** start Rows **
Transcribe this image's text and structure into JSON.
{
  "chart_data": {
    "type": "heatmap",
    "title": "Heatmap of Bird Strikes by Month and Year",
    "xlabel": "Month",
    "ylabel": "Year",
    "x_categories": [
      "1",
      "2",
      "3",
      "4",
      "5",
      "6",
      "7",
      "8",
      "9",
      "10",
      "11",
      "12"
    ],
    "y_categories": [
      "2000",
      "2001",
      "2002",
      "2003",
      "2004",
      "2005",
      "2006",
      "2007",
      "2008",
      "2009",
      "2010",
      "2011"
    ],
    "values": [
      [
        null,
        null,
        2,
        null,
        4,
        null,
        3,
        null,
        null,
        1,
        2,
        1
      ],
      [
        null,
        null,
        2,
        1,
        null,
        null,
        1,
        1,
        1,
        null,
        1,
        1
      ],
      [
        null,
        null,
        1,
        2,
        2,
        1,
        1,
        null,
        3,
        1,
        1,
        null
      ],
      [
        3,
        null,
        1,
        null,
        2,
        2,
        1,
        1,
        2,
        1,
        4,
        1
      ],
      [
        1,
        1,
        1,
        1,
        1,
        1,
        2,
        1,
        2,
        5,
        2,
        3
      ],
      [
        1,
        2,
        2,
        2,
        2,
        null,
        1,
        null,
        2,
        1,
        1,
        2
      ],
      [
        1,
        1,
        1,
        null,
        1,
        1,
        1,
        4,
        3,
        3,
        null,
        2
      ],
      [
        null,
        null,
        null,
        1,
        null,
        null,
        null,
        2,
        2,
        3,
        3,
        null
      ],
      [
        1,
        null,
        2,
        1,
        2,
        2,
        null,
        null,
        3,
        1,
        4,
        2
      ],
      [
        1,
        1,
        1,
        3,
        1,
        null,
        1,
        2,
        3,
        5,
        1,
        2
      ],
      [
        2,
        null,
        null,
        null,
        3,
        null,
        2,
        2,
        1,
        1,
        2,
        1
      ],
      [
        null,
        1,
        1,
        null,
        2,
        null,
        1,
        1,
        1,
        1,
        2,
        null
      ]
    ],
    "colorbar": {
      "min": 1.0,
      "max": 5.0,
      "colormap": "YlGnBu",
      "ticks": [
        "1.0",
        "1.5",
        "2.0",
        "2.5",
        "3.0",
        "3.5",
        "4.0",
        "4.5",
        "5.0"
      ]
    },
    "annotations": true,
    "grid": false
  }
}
** end Rows **
_What is being asked_
Return each entry from the material above exactly as it appears.

_Solved problem_
Transcribe this image's text and structure into JSON.
{
  "chart_data": {
    "type": "heatmap",
    "title": "Heatmap of Bird Strikes by Month and Year",
    "xlabel": "Month",
    "ylabel": "Year",
    "x_categories": [
      "1",
      "2",
      "3",
      "4",
      "5",
      "6",
      "7",
      "8",
      "9",
      "10",
      "11",
      "12"
    ],
    "y_categories": [
      "2000",
      "2001",
      "2002",
      "2003",
      "2004",
      "2005",
      "2006",
      "2007",
      "2008",
      "2009",
      "2010",
      "2011"
    ],
    "values": [
      [
        null,
        null,
        2,
        null,
        4,
        null,
        3,
        null,
        null,
        1,
        2,
        1
      ],
      [
        null,
        null,
        2,
        1,
        null,
        null,
        1,
        1,
        1,
        null,
        1,
        1
      ],
      [
        null,
        null,
        1,
        2,
        2,
        1,
        1,
        null,
        3,
        1,
        1,
        null
      ],
      [
        3,
        null,
        1,
        null,
        2,
        2,
        1,
        1,
        2,
        1,
        4,
        1
      ],
      [
        1,
        1,
        1,
        1,
        1,
        1,
        2,
        1,
        2,
        5,
        2,
        3
      ],
      [
        1,
        2,
        2,
        2,
        2,
        null,
        1,
        null,
        2,
        1,
        1,
        2
      ],
      [
        1,
        1,
        1,
        null,
        1,
        1,
        1,
        4,
        3,
        3,
        null,
        2
      ],
      [
        null,
        null,
        null,
        1,
        null,
        null,
        null,
        2,
        2,
        3,
        3,
        null
      ],
      [
        1,
        null,
        2,
        1,
        2,
        2,
        null,
        null,
        3,
        1,
        4,
        2
      ],
      [
        1,
        1,
        1,
        3,
        1,
        null,
        1,
        2,
        3,
        5,
        1,
        2
      ],
      [
        2,
        null,
        null,
        null,
        3,
        null,
        2,
        2,
        1,
        1,
        2,
        1
      ],
      [
        null,
        1,
        1,
        null,
        2,
        null,
        1,
        1,
        1,
        1,
        2,
        null
      ]
    ],
    "colorbar": {
      "min": 1.0,
      "max": 5.0,
      "colormap": "YlGnBu",
      "ticks": [
        "1.0",
        "1.5",
        "2.0",
        "2.5",
        "3.0",
        "3.5",
        "4.0",
        "4.5",
        "5.0"
      ]
    },
    "annotations": true,
    "grid": false
  }
}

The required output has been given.